Copy out the lines that include the word "paramétrage".

Record set »
□ □ □ □ □

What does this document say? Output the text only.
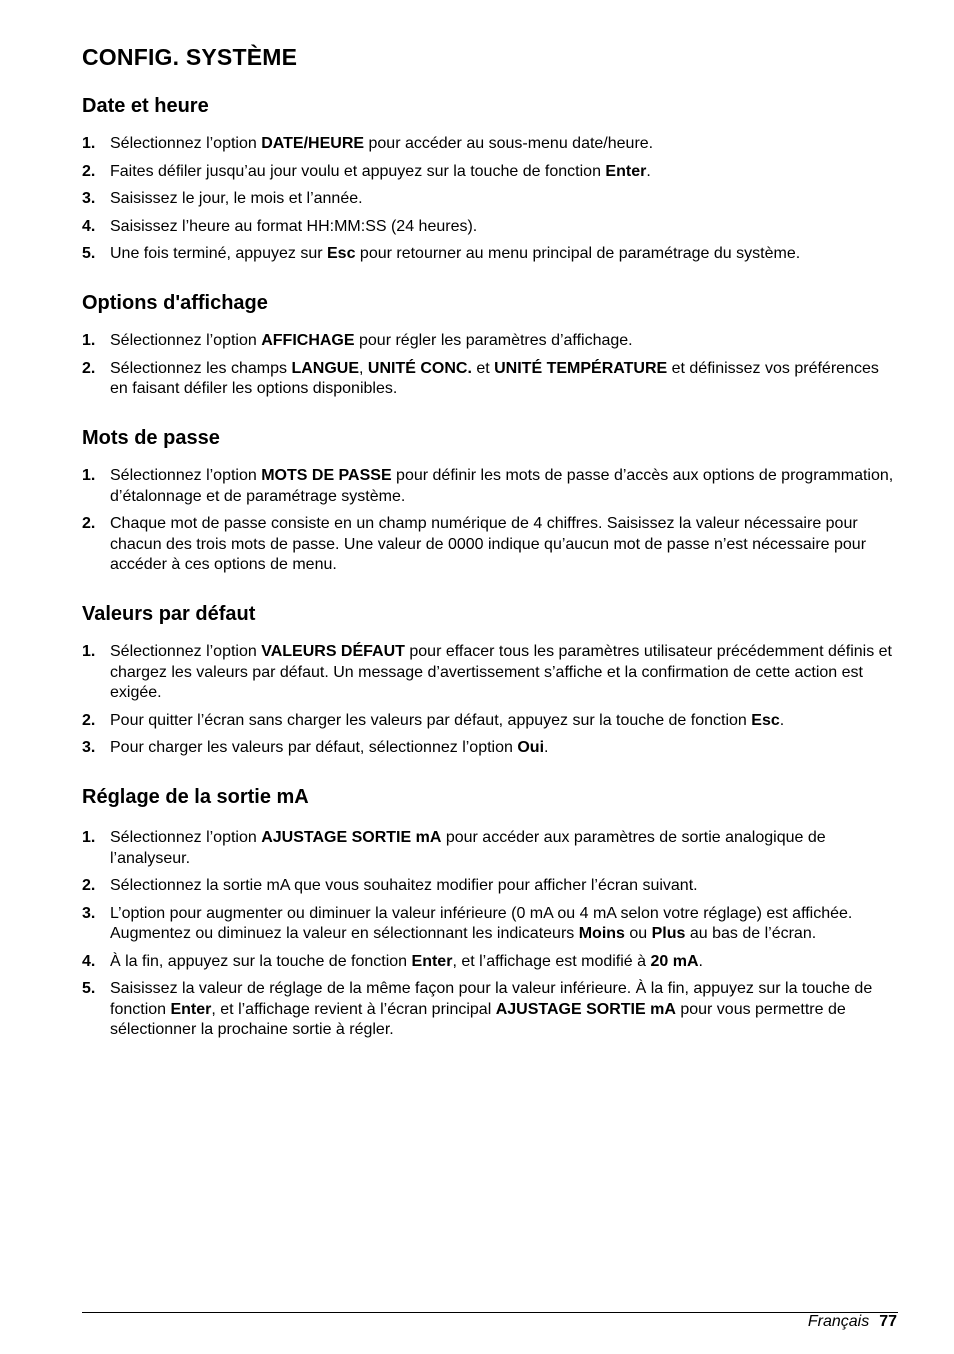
CONFIG. SYSTÈME
Date et heure
1. Sélectionnez l’option DATE/HEURE pour accéder au sous-menu date/heure.
2. Faites défiler jusqu’au jour voulu et appuyez sur la touche de fonction Enter.
3. Saisissez le jour, le mois et l’année.
4. Saisissez l’heure au format HH:MM:SS (24 heures).
5. Une fois terminé, appuyez sur Esc pour retourner au menu principal de paramétrage du système.
Options d'affichage
1. Sélectionnez l’option AFFICHAGE pour régler les paramètres d’affichage.
2. Sélectionnez les champs LANGUE, UNITÉ CONC. et UNITÉ TEMPÉRATURE et définissez vos préférences en faisant défiler les options disponibles.
Mots de passe
1. Sélectionnez l’option MOTS DE PASSE pour définir les mots de passe d’accès aux options de programmation, d’étalonnage et de paramétrage système.
2. Chaque mot de passe consiste en un champ numérique de 4 chiffres. Saisissez la valeur nécessaire pour chacun des trois mots de passe. Une valeur de 0000 indique qu’aucun mot de passe n’est nécessaire pour accéder à ces options de menu.
Valeurs par défaut
1. Sélectionnez l’option VALEURS DÉFAUT pour effacer tous les paramètres utilisateur précédemment définis et chargez les valeurs par défaut. Un message d’avertissement s’affiche et la confirmation de cette action est exigée.
2. Pour quitter l’écran sans charger les valeurs par défaut, appuyez sur la touche de fonction Esc.
3. Pour charger les valeurs par défaut, sélectionnez l’option Oui.
Réglage de la sortie mA
1. Sélectionnez l’option AJUSTAGE SORTIE mA pour accéder aux paramètres de sortie analogique de l’analyseur.
2. Sélectionnez la sortie mA que vous souhaitez modifier pour afficher l’écran suivant.
3. L’option pour augmenter ou diminuer la valeur inférieure (0 mA ou 4 mA selon votre réglage) est affichée. Augmentez ou diminuez la valeur en sélectionnant les indicateurs Moins ou Plus au bas de l’écran.
4. À la fin, appuyez sur la touche de fonction Enter, et l’affichage est modifié à 20 mA.
5. Saisissez la valeur de réglage de la même façon pour la valeur inférieure. À la fin, appuyez sur la touche de fonction Enter, et l’affichage revient à l’écran principal AJUSTAGE SORTIE mA pour vous permettre de sélectionner la prochaine sortie à régler.
Français 77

□ □ □ □ □

Output of the exercise »
5. Une fois terminé, appuyez sur Esc pour retourner au menu principal de paramétrage du système.
1. Sélectionnez l’option MOTS DE PASSE pour définir les mots de passe d’accès aux options de programmation, d’étalonnage et de paramétrage système.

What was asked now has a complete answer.